# ENTRIES SUPPLIED start
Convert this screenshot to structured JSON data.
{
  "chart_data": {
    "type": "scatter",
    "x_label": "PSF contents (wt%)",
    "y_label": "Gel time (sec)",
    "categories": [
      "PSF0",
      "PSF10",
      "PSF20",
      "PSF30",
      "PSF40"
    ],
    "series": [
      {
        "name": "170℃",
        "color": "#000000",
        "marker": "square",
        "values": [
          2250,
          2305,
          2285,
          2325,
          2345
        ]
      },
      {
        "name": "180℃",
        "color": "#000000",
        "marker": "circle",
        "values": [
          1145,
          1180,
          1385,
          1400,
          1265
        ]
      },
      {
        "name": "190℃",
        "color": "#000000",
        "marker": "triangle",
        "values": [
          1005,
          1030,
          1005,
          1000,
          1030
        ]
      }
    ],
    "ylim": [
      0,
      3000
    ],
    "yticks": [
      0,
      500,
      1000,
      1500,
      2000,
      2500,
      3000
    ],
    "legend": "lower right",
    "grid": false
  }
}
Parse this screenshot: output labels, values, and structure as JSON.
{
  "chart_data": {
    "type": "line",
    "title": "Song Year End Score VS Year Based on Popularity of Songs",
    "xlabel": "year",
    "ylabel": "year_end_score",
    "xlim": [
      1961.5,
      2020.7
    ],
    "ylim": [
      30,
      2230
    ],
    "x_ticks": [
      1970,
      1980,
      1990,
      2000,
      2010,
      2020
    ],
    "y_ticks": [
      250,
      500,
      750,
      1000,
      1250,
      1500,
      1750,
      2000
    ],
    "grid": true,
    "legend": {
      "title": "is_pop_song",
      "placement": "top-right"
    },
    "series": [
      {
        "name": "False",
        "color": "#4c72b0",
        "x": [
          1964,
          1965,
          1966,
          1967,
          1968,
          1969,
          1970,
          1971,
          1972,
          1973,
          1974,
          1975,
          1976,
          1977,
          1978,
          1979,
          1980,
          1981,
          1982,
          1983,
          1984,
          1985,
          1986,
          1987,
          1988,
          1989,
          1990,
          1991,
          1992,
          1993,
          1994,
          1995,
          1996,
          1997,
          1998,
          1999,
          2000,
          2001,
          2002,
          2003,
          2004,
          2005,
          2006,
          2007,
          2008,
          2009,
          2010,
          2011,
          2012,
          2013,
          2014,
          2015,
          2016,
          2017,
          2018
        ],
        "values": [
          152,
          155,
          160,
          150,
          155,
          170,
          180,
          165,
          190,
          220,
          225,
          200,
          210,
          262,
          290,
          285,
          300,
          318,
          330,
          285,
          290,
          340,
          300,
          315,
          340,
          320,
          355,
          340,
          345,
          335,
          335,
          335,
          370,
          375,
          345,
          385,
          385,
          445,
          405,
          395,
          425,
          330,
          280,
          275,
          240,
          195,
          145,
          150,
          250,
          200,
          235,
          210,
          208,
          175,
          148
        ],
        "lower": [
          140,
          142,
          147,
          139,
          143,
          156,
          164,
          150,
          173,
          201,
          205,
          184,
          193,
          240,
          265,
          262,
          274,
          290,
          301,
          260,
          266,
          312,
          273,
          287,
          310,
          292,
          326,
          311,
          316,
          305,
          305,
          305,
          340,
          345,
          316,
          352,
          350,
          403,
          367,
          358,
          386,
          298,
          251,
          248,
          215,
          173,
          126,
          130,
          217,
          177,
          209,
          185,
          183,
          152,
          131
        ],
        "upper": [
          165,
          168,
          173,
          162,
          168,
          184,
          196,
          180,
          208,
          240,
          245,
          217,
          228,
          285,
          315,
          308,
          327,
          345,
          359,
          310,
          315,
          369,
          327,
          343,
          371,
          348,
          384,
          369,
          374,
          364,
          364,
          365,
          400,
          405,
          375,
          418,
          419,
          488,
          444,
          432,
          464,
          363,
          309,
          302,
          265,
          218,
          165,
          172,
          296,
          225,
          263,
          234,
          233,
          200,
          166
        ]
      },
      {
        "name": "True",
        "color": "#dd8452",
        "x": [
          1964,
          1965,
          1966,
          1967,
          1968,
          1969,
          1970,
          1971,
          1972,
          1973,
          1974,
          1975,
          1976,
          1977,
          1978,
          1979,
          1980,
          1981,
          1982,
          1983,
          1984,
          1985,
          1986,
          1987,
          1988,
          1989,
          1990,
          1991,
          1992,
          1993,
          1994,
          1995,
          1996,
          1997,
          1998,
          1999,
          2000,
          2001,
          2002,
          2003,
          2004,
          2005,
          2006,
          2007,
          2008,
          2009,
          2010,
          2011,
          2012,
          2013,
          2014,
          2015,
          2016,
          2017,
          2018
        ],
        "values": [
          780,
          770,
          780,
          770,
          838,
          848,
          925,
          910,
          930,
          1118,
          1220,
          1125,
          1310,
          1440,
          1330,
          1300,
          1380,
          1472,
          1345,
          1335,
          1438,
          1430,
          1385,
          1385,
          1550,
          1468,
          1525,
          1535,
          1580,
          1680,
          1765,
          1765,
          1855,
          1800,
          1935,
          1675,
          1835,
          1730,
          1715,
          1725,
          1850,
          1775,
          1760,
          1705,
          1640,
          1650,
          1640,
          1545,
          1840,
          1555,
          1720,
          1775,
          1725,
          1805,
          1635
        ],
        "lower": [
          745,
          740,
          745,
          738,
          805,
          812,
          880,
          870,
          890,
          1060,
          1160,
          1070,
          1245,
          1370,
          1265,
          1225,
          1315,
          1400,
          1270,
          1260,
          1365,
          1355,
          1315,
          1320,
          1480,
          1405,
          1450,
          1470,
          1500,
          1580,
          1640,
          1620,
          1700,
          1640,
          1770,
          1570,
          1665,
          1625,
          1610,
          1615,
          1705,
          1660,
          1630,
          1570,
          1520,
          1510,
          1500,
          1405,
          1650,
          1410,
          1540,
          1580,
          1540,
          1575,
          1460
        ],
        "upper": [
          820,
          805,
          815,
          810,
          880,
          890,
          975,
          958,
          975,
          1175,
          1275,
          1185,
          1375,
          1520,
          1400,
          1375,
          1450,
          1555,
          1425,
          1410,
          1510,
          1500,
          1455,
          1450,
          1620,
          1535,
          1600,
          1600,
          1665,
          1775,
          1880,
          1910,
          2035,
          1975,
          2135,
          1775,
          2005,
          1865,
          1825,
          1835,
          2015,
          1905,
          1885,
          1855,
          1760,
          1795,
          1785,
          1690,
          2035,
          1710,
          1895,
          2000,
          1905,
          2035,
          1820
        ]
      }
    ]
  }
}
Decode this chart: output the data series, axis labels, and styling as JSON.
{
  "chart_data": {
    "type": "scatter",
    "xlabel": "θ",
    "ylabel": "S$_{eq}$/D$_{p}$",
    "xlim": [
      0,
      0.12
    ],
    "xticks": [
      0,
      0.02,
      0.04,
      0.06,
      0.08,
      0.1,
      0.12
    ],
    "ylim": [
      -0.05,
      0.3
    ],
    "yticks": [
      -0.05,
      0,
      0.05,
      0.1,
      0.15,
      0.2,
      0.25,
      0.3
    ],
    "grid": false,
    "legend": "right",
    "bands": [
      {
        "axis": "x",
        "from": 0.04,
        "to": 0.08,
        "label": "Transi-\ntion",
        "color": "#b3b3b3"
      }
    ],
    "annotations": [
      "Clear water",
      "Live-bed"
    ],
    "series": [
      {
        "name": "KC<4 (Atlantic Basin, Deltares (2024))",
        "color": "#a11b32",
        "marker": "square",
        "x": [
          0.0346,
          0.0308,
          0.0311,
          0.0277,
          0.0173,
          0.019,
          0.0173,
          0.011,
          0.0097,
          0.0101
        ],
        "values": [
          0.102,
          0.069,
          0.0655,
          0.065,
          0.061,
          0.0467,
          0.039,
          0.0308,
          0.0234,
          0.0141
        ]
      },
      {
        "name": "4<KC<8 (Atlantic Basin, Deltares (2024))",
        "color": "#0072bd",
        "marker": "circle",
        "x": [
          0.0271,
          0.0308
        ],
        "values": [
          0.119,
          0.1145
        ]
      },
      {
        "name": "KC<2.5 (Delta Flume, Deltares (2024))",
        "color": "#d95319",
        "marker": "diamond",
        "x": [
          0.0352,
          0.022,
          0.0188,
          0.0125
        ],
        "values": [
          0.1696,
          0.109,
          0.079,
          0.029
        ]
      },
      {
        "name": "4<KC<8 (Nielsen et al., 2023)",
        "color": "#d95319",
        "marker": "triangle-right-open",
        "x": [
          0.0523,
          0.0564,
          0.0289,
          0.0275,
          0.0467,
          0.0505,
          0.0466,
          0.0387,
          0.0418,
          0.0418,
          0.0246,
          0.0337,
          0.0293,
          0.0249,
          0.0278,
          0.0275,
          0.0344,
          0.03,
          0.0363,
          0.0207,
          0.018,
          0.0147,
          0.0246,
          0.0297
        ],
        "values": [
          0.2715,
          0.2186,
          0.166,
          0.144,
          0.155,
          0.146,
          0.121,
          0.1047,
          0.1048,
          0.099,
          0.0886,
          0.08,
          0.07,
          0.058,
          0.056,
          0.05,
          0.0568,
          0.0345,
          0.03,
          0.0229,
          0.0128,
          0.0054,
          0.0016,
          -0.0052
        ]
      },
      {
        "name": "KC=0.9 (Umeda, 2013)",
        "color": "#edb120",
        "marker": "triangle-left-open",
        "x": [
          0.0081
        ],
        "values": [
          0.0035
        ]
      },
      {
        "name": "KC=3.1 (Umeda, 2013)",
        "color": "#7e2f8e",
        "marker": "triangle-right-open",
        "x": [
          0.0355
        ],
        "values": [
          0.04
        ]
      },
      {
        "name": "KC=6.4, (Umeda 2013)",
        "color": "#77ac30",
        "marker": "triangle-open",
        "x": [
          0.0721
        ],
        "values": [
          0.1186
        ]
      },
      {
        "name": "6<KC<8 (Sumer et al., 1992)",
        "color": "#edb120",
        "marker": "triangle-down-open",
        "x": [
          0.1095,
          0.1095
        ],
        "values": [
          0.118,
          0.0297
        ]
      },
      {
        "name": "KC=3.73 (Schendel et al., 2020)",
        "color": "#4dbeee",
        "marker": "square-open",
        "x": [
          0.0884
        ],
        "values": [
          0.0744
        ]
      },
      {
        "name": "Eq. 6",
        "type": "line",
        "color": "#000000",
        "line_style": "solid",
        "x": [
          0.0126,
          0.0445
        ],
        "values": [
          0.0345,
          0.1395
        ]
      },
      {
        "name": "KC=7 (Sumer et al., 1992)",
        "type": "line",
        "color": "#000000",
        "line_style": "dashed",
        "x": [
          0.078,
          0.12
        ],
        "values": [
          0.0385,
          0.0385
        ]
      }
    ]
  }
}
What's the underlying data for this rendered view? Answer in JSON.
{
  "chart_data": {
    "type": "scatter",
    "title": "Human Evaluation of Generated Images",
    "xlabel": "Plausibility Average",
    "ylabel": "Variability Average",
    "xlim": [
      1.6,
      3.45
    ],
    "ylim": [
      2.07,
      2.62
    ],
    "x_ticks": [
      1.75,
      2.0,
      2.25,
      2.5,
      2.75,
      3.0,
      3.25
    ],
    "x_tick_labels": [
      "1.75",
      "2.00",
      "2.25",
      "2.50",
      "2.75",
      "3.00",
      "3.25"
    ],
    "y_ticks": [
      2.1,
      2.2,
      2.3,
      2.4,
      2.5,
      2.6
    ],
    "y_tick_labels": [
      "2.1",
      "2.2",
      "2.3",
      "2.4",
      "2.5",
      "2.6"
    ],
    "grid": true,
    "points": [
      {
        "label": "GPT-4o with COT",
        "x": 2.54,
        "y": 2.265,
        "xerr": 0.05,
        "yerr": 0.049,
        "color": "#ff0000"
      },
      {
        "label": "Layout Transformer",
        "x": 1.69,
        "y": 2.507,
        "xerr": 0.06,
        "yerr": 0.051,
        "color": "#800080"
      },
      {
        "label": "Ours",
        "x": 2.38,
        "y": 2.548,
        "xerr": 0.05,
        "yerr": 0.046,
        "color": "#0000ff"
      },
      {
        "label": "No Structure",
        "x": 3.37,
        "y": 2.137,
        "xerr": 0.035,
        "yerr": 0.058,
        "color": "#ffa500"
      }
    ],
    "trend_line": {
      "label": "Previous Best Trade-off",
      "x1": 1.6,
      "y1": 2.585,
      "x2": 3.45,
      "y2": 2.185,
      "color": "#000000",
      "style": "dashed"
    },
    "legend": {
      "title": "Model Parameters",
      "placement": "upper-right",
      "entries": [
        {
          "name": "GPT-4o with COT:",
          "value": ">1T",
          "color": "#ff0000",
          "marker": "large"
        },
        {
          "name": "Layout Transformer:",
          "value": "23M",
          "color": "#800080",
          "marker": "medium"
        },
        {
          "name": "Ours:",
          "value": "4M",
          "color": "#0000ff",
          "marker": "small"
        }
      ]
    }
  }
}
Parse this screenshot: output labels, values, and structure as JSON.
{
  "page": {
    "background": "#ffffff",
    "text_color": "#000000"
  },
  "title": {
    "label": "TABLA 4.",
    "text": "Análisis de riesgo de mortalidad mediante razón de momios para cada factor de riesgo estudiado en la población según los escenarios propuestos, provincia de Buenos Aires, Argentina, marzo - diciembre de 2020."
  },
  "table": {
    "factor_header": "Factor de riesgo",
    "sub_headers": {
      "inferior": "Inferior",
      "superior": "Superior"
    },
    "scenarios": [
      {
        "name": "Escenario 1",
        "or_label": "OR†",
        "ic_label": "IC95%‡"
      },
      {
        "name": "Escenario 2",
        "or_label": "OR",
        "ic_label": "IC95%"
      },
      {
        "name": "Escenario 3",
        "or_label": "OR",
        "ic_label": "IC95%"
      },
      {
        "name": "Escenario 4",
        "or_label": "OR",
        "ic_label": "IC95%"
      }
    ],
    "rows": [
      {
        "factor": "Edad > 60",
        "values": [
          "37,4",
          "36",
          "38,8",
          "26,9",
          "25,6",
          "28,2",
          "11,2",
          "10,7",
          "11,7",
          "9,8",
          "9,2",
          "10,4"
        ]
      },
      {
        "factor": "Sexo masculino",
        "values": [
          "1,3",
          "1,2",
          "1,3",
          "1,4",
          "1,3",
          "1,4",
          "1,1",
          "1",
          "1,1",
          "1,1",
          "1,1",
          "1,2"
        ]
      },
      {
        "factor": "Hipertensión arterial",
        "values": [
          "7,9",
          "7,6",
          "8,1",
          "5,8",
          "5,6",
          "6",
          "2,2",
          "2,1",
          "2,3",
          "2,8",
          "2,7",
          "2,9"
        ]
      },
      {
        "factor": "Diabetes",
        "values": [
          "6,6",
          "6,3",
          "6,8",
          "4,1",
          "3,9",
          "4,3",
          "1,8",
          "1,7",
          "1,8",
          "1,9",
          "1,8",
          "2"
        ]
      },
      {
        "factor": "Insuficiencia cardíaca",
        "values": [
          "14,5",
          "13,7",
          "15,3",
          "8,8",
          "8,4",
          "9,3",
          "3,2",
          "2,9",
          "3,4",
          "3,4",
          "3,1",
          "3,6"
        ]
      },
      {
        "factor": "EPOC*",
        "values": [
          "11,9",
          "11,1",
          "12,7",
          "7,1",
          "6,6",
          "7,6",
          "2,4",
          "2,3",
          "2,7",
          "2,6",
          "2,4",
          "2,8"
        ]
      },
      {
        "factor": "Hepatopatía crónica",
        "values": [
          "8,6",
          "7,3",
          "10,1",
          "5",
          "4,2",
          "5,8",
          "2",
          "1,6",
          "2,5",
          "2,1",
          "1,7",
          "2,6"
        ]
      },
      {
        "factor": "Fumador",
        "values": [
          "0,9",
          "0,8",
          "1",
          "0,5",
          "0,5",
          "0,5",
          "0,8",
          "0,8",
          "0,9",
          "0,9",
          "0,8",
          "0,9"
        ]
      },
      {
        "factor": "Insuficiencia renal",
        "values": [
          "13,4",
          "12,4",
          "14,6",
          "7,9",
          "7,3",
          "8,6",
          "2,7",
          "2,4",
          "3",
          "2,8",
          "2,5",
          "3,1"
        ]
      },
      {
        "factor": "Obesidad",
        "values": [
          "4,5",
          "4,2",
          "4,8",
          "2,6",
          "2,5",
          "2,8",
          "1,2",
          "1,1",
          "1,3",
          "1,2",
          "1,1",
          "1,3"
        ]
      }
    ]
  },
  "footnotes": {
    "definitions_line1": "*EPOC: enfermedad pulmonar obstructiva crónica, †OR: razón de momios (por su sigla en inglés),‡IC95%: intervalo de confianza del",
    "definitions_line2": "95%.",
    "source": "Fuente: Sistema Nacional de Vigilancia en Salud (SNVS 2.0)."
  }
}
# ENTRIES SUPPLIED end
▶ **SHORT PROBLEM**
Return each line in the records that holds the string "this".

▶ **FINAL RESULT**
Convert this screenshot to structured JSON data.
Parse this screenshot: output labels, values, and structure as JSON.
Decode this chart: output the data series, axis labels, and styling as JSON.
What's the underlying data for this rendered view? Answer in JSON.
Parse this screenshot: output labels, values, and structure as JSON.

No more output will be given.